■ STATED EXERCISE ■
Copy down every line where the string "Иные" shows up.

** start of EXTRACTED ENTRIES **

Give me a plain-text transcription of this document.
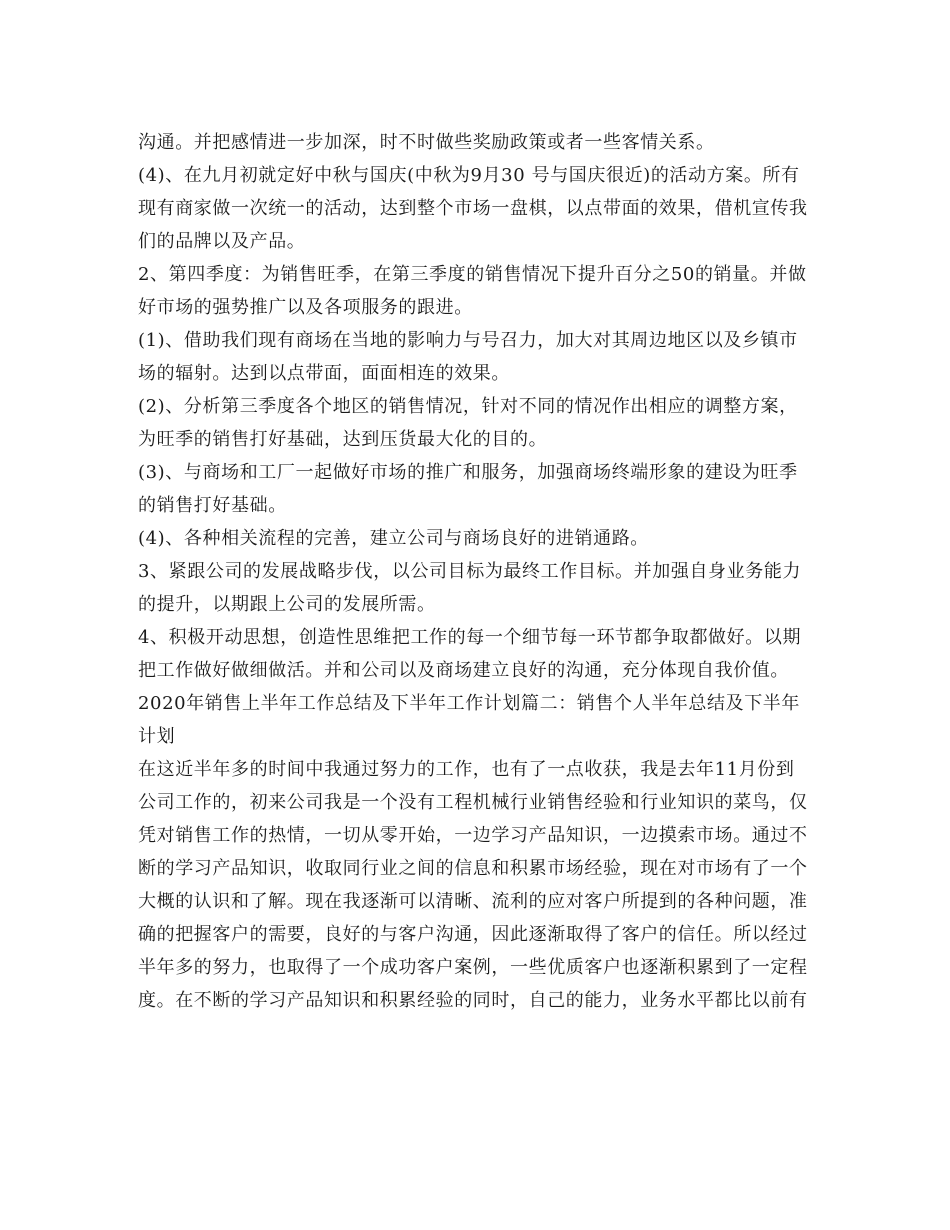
沟通。并把感情进一步加深，时不时做些奖励政策或者一些客情关系。
(4)、在九月初就定好中秋与国庆(中秋为9月30 号与国庆很近)的活动方案。所有
现有商家做一次统一的活动，达到整个市场一盘棋，以点带面的效果，借机宣传我
们的品牌以及产品。
2、第四季度：为销售旺季，在第三季度的销售情况下提升百分之50的销量。并做
好市场的强势推广以及各项服务的跟进。
(1)、借助我们现有商场在当地的影响力与号召力，加大对其周边地区以及乡镇市
场的辐射。达到以点带面，面面相连的效果。
(2)、分析第三季度各个地区的销售情况，针对不同的情况作出相应的调整方案，
为旺季的销售打好基础，达到压货最大化的目的。
(3)、与商场和工厂一起做好市场的推广和服务，加强商场终端形象的建设为旺季
的销售打好基础。
(4)、各种相关流程的完善，建立公司与商场良好的进销通路。
3、紧跟公司的发展战略步伐，以公司目标为最终工作目标。并加强自身业务能力
的提升，以期跟上公司的发展所需。
4、积极开动思想，创造性思维把工作的每一个细节每一环节都争取都做好。以期
把工作做好做细做活。并和公司以及商场建立良好的沟通，充分体现自我价值。
2020年销售上半年工作总结及下半年工作计划篇二：销售个人半年总结及下半年
计划
在这近半年多的时间中我通过努力的工作，也有了一点收获，我是去年11月份到
公司工作的，初来公司我是一个没有工程机械行业销售经验和行业知识的菜鸟，仅
凭对销售工作的热情，一切从零开始，一边学习产品知识，一边摸索市场。通过不
断的学习产品知识，收取同行业之间的信息和积累市场经验，现在对市场有了一个
大概的认识和了解。现在我逐渐可以清晰、流利的应对客户所提到的各种问题，准
确的把握客户的需要，良好的与客户沟通，因此逐渐取得了客户的信任。所以经过
半年多的努力，也取得了一个成功客户案例，一些优质客户也逐渐积累到了一定程
度。在不断的学习产品知识和积累经验的同时，自己的能力，业务水平都比以前有
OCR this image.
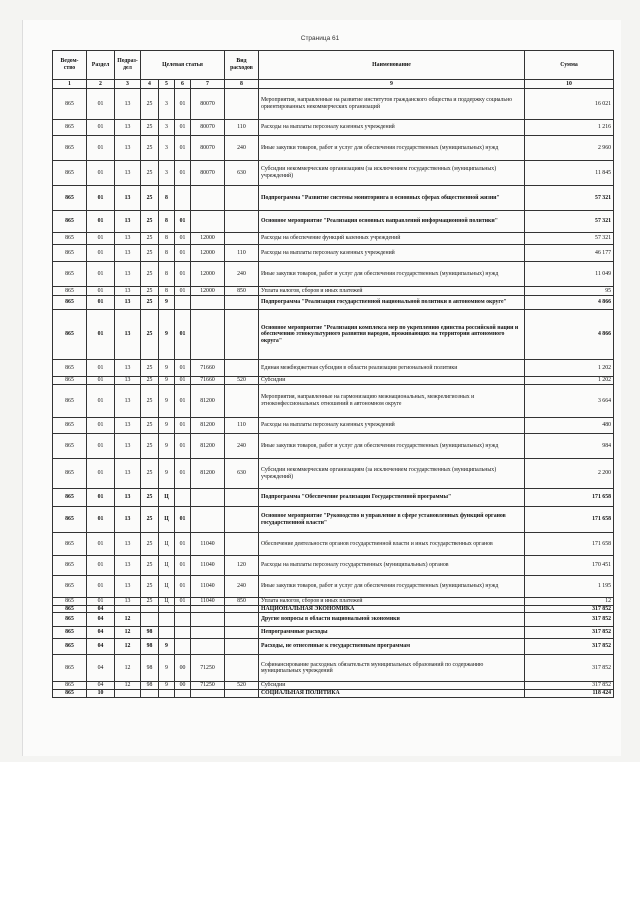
Страница 61
Ведом-ство	Раздел	Подраз-дел	Целевая статья				Вид расходов	Наименование	Сумма
1	2	3	4	5	6	7	8	9	10
865	01	13	25	3	01	80070		Мероприятия, направленные на развитие институтов гражданского общества и поддержку социально ориентированных некоммерческих организаций	16 021
865	01	13	25	3	01	80070	110	Расходы на выплаты персоналу казенных учреждений	1 216
865	01	13	25	3	01	80070	240	Иные закупки товаров, работ и услуг для обеспечения государственных (муниципальных) нужд	2 960
865	01	13	25	3	01	80070	630	Субсидии некоммерческим организациям (за исключением государственных (муниципальных) учреждений)	11 845
865	01	13	25	8				Подпрограмма "Развитие системы мониторинга в основных сферах общественной жизни"	57 321
865	01	13	25	8	01			Основное мероприятие "Реализация основных направлений информационной политики"	57 321
865	01	13	25	8	01	12000		Расходы на обеспечение функций казенных учреждений	57 321
865	01	13	25	8	01	12000	110	Расходы на выплаты персоналу казенных учреждений	46 177
865	01	13	25	8	01	12000	240	Иные закупки товаров, работ и услуг для обеспечения государственных (муниципальных) нужд	11 049
865	01	13	25	8	01	12000	850	Уплата налогов, сборов и иных платежей	95
865	01	13	25	9				Подпрограмма "Реализация государственной национальной политики в автономном округе"	4 866
865	01	13	25	9	01			Основное мероприятие "Реализация комплекса мер по укреплению единства российской нации и обеспечению этнокультурного развития народов, проживающих на территории автономного округа"	4 866
865	01	13	25	9	01	71660		Единая межбюджетная субсидия в области реализации региональной политики	1 202
865	01	13	25	9	01	71660	520	Субсидии	1 202
865	01	13	25	9	01	81200		Мероприятия, направленные на гармонизацию межнациональных, межрелигиозных и этноконфессиональных отношений в автономном округе	3 664
865	01	13	25	9	01	81200	110	Расходы на выплаты персоналу казенных учреждений	480
865	01	13	25	9	01	81200	240	Иные закупки товаров, работ и услуг для обеспечения государственных (муниципальных) нужд	984
865	01	13	25	9	01	81200	630	Субсидии некоммерческим организациям (за исключением государственных (муниципальных) учреждений)	2 200
865	01	13	25	Ц				Подпрограмма "Обеспечение реализации Государственной программы"	171 658
865	01	13	25	Ц	01			Основное мероприятие "Руководство и управление в сфере установленных функций органов государственной власти"	171 658
865	01	13	25	Ц	01	11040		Обеспечение деятельности органов государственной власти и иных государственных органов	171 658
865	01	13	25	Ц	01	11040	120	Расходы на выплаты персоналу государственных (муниципальных) органов	170 451
865	01	13	25	Ц	01	11040	240	Иные закупки товаров, работ и услуг для обеспечения государственных (муниципальных) нужд	1 195
865	01	13	25	Ц	01	11040	850	Уплата налогов, сборов и иных платежей	12
865	04							НАЦИОНАЛЬНАЯ ЭКОНОМИКА	317 852
865	04	12						Другие вопросы в области национальной экономики	317 852
865	04	12	98					Непрограммные расходы	317 852
865	04	12	98	9				Расходы, не отнесенные к государственным программам	317 852
865	04	12	98	9	00	71250		Софинансирование расходных обязательств муниципальных образований по содержанию муниципальных учреждений	317 852
865	04	12	98	9	00	71250	520	Субсидии	317 852
865	10							СОЦИАЛЬНАЯ ПОЛИТИКА	118 424
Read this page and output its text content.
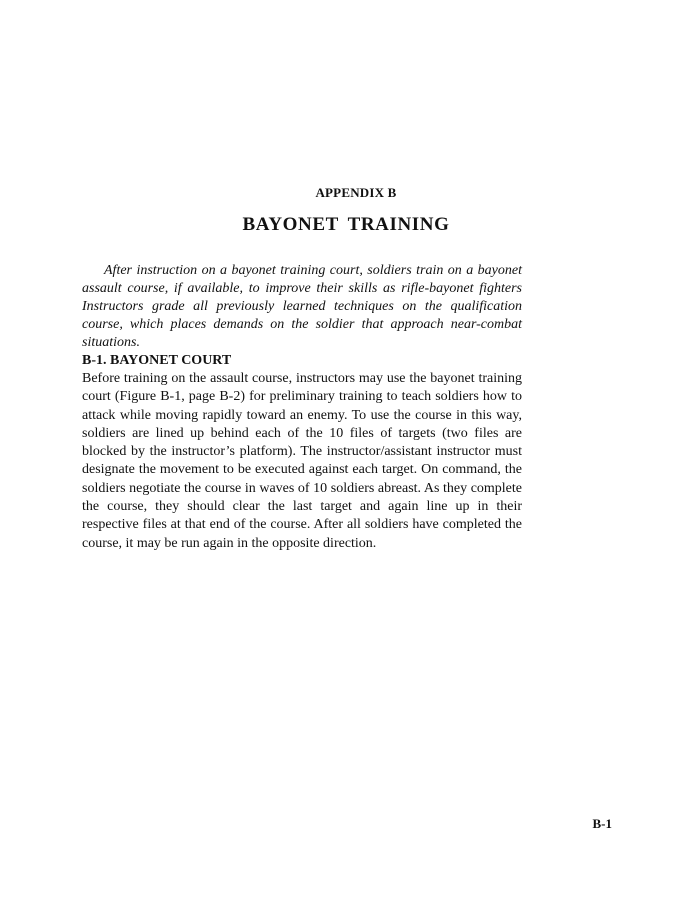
APPENDIX B
BAYONET TRAINING

After instruction on a bayonet training court, soldiers train on a bayonet assault course, if available, to improve their skills as rifle-bayonet fighters Instructors grade all previously learned techniques on the qualification course, which places demands on the soldier that approach near-combat situations.

B-1. BAYONET COURT

Before training on the assault course, instructors may use the bayonet training court (Figure B-1, page B-2) for preliminary training to teach soldiers how to attack while moving rapidly toward an enemy. To use the course in this way, soldiers are lined up behind each of the 10 files of targets (two files are blocked by the instructor’s platform). The instructor/assistant instructor must designate the movement to be executed against each target. On command, the soldiers negotiate the course in waves of 10 soldiers abreast. As they complete the course, they should clear the last target and again line up in their respective files at that end of the course. After all soldiers have completed the course, it may be run again in the opposite direction.

B-1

** end of EXTRACTED ENTRIES **

■ SOLUTION TO THE EXERCISE ■
865	01	13	25	3	01	80070	240	Иные закупки товаров, работ и услуг для обеспечения государственных (муниципальных) нужд	2 960
865	01	13	25	8	01	12000	240	Иные закупки товаров, работ и услуг для обеспечения государственных (муниципальных) нужд	11 049
865	01	13	25	9	01	81200	240	Иные закупки товаров, работ и услуг для обеспечения государственных (муниципальных) нужд	984
865	01	13	25	Ц	01	11040	240	Иные закупки товаров, работ и услуг для обеспечения государственных (муниципальных) нужд	1 195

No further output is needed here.